BEGIN Provided records

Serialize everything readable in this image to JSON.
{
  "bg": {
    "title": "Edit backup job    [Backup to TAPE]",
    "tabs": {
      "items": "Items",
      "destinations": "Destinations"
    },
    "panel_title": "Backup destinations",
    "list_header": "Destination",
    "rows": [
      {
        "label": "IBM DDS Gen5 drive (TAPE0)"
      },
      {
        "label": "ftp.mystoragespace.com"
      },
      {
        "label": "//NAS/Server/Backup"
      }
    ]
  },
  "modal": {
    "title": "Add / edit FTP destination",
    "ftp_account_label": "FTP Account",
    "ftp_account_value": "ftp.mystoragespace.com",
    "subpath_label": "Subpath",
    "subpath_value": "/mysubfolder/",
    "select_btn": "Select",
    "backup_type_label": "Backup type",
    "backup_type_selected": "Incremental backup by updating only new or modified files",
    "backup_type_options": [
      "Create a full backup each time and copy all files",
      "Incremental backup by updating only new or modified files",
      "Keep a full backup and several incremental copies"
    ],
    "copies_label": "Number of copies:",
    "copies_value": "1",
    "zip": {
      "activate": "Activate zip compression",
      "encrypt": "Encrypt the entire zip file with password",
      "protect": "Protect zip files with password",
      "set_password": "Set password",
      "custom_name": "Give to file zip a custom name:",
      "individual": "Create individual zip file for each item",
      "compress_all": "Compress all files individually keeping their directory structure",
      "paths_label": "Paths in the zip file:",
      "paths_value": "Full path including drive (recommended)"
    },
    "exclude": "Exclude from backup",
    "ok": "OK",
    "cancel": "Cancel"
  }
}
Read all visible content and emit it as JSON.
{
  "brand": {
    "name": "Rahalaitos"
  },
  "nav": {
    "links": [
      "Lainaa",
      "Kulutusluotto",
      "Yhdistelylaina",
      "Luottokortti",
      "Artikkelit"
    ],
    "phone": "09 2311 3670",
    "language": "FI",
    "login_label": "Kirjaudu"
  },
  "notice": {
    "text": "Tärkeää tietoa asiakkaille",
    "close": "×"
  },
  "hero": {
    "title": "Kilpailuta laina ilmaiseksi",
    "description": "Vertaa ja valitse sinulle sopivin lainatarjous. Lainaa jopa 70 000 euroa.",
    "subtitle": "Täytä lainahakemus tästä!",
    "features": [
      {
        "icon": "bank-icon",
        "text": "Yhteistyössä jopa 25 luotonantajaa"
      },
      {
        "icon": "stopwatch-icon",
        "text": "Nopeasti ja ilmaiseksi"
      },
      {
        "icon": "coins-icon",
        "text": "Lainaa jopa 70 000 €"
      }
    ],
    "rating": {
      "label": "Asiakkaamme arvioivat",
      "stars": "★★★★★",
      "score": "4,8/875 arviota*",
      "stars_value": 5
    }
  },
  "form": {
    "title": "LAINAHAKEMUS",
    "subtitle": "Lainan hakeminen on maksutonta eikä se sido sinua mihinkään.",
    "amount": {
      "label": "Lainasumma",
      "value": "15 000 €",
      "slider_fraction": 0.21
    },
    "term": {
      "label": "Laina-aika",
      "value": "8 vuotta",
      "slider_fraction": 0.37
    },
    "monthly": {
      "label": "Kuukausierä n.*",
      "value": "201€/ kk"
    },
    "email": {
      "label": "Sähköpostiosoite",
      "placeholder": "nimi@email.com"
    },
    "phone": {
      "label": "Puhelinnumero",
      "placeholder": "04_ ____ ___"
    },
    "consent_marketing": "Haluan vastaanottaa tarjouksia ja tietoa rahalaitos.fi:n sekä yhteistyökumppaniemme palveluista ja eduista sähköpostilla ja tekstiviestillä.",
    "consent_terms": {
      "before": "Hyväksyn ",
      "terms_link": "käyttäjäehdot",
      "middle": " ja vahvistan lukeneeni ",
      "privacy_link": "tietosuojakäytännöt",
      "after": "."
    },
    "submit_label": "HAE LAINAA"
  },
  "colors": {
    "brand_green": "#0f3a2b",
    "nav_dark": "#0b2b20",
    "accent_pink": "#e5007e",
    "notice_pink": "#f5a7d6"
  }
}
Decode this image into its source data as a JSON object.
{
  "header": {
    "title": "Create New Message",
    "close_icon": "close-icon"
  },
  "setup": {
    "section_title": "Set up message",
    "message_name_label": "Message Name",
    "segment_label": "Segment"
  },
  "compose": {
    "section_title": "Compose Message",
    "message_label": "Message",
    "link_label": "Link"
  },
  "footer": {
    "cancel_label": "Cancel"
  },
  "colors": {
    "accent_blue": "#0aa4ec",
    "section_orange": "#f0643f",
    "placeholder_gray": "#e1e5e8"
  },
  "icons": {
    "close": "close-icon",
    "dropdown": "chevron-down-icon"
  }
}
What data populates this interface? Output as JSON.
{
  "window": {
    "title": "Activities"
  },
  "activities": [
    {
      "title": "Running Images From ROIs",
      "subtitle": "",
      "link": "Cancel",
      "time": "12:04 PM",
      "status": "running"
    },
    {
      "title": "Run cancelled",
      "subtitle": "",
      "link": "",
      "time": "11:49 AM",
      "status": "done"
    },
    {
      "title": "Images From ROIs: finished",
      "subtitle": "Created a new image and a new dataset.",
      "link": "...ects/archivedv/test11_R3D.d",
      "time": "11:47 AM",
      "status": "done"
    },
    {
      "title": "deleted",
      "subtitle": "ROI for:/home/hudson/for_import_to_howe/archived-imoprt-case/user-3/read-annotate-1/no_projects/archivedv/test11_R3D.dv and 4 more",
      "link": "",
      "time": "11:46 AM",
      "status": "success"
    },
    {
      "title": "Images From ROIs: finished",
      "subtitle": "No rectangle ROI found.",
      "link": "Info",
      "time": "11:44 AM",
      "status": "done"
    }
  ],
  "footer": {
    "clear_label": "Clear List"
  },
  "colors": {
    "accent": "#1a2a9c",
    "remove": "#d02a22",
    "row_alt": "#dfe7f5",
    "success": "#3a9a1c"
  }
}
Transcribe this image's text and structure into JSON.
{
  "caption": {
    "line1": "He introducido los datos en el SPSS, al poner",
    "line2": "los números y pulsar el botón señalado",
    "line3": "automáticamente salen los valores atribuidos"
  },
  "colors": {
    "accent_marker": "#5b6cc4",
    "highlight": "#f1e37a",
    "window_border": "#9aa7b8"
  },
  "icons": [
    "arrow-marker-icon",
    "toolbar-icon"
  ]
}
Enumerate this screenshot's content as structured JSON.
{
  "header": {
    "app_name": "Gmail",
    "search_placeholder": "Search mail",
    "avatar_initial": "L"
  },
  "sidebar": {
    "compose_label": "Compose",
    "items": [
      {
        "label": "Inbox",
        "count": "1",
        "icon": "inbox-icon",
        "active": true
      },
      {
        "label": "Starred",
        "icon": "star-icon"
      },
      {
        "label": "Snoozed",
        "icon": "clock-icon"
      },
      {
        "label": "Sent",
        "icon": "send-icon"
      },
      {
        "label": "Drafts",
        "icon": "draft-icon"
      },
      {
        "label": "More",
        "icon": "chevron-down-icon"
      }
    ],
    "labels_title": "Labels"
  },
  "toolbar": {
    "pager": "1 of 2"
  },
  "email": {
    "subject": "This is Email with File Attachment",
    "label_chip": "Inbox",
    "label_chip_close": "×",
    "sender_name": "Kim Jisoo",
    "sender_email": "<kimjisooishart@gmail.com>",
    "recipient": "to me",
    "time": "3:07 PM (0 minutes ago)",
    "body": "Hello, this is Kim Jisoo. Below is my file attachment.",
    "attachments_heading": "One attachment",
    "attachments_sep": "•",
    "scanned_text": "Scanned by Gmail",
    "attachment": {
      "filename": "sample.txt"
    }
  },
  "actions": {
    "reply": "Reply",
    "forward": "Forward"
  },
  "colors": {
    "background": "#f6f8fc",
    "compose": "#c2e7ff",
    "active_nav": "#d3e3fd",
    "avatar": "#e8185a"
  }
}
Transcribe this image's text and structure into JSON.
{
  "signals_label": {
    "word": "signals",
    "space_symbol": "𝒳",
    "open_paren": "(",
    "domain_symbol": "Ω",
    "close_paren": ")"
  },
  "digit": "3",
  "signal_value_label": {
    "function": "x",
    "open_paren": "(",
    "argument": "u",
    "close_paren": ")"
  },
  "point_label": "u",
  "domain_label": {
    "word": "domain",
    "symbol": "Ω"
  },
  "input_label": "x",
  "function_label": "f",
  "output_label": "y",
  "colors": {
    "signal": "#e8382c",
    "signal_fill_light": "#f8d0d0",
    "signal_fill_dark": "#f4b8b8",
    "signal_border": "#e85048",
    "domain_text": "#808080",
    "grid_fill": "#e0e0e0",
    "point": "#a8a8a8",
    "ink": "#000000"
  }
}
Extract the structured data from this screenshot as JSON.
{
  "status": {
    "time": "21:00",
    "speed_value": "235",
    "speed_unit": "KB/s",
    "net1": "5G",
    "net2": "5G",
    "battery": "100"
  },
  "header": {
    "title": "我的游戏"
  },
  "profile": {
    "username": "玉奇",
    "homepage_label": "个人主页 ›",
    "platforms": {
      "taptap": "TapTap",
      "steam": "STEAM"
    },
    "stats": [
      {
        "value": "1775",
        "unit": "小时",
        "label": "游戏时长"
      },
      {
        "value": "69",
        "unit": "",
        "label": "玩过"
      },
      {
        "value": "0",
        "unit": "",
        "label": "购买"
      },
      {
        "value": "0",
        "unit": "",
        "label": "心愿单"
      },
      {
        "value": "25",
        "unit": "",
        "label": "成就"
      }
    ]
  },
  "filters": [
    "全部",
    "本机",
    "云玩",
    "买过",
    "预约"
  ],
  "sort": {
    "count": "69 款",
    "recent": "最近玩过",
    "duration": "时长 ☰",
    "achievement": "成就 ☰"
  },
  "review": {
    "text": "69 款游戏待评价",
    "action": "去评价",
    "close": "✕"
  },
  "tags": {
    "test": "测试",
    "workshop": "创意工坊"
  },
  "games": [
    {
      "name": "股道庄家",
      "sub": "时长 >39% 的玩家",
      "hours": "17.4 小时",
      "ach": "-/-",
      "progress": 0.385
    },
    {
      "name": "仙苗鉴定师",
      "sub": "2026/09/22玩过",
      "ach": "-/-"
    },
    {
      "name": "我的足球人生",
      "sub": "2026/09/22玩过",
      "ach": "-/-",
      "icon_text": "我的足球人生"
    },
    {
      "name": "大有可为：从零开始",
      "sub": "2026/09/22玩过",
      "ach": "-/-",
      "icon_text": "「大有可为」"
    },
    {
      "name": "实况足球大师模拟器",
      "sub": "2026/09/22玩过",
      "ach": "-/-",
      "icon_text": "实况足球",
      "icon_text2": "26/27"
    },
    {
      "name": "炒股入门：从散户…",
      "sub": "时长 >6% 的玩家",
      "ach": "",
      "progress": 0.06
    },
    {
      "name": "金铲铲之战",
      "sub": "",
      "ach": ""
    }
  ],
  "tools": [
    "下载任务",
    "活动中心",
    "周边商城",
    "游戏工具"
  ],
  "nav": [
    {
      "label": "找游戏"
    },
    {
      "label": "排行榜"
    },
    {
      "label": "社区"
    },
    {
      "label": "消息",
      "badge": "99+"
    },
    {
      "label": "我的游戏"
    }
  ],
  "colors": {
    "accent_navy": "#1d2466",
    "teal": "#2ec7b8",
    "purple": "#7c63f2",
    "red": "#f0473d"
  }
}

END Provided records

--- Task directions ---
Which lines hold the string "password"? Copy all of them from the data above.

--- Exercise answer ---
      "encrypt": "Encrypt the entire zip file with password",
      "protect": "Protect zip files with password",
      "set_password": "Set password",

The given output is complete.